━━━ PROVIDED RECORDS ━━━
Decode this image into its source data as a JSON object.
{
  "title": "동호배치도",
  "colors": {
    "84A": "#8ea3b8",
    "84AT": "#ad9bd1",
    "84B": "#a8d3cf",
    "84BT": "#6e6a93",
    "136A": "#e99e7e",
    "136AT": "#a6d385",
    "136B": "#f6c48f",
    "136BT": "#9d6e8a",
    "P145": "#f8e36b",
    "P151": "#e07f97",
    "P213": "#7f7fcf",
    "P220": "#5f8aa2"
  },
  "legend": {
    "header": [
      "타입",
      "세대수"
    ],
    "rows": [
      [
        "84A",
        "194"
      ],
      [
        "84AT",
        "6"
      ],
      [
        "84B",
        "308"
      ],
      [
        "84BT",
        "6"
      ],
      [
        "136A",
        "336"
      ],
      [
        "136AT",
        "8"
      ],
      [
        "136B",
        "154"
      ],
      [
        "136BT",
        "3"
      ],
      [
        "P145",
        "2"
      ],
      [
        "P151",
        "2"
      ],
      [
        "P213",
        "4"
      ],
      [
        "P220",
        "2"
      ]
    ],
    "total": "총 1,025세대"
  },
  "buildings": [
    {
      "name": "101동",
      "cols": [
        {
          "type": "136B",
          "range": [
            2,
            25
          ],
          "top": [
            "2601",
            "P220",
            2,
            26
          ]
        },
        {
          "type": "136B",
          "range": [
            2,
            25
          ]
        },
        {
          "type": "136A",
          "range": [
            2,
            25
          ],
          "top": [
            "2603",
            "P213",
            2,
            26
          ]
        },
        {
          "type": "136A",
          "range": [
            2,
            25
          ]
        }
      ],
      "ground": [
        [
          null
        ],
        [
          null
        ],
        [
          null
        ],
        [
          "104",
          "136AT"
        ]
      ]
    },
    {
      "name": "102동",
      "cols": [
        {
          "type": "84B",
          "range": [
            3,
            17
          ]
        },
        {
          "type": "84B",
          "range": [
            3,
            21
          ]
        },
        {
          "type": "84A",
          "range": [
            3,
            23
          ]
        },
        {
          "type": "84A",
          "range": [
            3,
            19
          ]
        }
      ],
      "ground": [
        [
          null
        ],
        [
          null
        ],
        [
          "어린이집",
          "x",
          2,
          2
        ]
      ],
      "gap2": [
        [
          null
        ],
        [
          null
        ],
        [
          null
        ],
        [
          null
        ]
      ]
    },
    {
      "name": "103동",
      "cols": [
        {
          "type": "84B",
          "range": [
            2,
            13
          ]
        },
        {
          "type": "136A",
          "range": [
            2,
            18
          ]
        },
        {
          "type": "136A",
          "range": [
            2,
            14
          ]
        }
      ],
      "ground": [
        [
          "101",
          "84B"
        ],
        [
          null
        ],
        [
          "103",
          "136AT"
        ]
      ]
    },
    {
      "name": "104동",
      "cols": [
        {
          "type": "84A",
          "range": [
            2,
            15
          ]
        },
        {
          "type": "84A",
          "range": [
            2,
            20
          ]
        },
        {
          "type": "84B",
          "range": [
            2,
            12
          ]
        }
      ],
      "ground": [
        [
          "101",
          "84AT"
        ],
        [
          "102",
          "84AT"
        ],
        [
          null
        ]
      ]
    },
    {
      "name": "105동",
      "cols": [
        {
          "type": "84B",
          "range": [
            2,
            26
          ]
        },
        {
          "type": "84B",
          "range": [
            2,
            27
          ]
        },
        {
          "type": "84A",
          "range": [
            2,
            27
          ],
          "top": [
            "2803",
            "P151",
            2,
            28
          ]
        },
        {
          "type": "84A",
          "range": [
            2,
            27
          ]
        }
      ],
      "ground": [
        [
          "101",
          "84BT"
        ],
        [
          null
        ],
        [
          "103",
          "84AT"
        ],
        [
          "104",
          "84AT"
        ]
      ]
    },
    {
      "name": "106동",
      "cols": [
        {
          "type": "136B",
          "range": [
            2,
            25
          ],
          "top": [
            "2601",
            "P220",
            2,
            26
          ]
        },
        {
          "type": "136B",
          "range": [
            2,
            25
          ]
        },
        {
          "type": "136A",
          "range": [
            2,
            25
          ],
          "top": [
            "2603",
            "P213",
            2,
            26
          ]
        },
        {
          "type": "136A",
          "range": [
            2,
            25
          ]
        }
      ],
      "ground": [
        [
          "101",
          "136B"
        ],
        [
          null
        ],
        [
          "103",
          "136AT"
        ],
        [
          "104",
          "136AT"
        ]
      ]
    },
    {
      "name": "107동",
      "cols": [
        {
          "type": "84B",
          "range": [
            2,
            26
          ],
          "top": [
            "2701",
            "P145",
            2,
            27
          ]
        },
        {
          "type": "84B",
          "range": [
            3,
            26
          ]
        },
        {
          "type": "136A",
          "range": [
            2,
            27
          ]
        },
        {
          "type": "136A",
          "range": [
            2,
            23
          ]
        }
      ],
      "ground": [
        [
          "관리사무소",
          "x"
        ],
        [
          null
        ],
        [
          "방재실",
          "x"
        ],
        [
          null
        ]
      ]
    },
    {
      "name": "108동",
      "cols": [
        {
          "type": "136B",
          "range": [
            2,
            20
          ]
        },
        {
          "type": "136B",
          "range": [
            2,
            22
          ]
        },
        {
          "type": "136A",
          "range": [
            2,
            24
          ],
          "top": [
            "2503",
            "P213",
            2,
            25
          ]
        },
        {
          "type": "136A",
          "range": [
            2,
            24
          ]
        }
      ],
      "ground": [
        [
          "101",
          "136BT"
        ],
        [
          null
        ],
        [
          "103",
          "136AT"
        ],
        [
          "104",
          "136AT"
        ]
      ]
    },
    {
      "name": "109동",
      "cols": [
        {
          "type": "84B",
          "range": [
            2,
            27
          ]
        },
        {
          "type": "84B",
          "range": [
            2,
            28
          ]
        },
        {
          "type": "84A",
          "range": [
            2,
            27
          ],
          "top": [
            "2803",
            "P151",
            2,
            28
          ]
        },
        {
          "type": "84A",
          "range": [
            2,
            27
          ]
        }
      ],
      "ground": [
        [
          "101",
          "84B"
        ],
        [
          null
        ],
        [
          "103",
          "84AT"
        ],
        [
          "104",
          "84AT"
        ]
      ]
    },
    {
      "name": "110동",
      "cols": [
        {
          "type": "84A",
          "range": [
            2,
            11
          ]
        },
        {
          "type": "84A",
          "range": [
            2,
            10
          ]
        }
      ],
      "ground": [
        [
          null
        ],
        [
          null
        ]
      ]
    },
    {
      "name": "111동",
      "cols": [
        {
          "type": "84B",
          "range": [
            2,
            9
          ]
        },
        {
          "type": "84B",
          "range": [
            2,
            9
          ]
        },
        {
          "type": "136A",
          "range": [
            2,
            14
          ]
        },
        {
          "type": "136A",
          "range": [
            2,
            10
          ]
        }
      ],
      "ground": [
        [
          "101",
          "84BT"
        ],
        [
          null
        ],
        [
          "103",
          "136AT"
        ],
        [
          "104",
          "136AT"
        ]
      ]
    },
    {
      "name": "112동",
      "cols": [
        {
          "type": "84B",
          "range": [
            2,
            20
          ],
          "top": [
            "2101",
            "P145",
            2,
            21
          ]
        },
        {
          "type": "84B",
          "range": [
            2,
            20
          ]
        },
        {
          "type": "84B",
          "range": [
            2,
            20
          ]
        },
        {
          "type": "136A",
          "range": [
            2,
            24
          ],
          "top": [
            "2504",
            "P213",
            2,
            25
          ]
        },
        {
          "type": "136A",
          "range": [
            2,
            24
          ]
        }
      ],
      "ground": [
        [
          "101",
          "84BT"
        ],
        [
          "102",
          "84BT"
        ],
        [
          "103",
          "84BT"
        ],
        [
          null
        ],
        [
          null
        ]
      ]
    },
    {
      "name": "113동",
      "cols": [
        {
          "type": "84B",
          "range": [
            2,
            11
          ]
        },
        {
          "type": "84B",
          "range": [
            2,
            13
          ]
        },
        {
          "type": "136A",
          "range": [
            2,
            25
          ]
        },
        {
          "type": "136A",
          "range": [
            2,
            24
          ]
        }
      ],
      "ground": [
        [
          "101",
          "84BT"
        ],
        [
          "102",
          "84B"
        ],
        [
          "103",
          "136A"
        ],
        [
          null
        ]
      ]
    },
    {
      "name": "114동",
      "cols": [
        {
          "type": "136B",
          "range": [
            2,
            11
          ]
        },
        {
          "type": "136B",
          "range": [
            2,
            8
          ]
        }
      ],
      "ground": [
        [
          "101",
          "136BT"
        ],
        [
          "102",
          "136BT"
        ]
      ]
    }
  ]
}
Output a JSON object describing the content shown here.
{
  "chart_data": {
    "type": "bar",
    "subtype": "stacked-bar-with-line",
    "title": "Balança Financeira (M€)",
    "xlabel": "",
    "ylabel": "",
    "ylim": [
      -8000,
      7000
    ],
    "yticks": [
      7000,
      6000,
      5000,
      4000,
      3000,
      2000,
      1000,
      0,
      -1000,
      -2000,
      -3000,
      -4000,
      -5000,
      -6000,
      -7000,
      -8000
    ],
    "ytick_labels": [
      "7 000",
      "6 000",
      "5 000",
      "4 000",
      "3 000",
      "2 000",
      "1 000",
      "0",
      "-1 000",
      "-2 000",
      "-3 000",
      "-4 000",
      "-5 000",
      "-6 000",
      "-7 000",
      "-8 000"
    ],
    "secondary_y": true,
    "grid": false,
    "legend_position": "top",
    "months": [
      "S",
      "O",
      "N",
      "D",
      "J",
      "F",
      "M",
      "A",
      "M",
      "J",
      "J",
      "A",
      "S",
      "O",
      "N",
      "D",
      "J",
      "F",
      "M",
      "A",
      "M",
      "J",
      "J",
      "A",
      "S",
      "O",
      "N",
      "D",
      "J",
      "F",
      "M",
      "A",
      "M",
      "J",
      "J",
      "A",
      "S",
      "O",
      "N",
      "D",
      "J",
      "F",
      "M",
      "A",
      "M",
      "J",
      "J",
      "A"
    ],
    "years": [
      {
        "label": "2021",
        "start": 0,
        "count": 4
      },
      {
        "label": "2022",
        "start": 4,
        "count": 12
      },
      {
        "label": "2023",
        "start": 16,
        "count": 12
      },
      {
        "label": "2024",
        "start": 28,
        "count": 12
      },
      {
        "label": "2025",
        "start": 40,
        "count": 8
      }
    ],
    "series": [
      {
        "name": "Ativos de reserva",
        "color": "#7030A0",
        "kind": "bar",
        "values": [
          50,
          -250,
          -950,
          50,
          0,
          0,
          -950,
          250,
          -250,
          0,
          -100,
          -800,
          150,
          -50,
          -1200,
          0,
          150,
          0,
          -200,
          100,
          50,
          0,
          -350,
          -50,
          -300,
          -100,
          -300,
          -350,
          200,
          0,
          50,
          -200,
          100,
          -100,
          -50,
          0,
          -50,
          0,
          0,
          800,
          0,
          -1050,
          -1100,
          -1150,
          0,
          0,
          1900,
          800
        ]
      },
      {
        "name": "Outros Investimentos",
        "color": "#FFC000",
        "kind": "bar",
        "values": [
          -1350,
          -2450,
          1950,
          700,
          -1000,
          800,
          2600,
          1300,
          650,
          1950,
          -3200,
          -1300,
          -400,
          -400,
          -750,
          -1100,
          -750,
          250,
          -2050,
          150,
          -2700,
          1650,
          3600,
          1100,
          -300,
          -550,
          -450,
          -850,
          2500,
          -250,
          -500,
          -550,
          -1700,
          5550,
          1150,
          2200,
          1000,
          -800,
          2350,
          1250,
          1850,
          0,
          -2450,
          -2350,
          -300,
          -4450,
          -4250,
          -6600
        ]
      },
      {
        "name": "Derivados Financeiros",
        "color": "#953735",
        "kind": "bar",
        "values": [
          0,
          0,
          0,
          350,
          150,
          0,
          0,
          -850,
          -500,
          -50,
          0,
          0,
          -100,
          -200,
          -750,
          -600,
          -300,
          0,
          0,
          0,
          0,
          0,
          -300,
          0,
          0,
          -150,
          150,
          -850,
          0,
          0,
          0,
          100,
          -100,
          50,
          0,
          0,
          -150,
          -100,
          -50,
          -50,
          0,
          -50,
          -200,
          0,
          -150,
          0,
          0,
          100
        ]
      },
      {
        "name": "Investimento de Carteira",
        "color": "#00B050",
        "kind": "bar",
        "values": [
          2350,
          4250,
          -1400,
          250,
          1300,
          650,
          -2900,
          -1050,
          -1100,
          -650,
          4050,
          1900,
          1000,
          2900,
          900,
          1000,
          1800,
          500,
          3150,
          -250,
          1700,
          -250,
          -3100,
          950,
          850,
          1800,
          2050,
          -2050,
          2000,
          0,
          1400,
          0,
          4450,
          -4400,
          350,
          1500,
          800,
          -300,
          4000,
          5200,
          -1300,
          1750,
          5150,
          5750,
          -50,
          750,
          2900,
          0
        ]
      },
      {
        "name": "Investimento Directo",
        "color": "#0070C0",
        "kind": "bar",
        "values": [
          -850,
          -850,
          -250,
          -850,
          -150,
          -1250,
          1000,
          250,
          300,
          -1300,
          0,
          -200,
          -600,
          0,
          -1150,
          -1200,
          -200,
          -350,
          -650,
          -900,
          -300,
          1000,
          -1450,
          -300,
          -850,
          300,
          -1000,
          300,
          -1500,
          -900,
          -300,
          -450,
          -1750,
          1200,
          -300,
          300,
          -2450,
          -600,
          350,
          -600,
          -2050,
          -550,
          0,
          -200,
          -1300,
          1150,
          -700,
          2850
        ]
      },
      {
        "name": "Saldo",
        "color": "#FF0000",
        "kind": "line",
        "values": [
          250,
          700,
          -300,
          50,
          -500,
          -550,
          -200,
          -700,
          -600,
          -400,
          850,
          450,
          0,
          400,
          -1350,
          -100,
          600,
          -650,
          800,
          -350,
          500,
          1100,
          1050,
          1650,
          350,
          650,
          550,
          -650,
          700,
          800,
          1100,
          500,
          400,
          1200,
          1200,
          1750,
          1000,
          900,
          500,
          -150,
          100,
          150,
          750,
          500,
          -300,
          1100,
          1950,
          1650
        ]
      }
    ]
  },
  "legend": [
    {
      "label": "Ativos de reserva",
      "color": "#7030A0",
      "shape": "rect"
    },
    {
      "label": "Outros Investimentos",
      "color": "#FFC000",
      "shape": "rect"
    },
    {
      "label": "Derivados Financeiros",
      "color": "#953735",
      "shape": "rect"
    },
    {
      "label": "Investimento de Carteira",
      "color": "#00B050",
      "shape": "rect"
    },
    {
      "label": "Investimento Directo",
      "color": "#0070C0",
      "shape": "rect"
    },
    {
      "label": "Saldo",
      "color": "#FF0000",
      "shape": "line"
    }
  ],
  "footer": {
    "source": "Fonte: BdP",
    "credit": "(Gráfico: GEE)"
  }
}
━━━
** TASK DIRECTIONS **
Each line that contains the string "reserva" counts once; report how many such lines the entries have, giving only the number.

** COMPLETED TASK **
2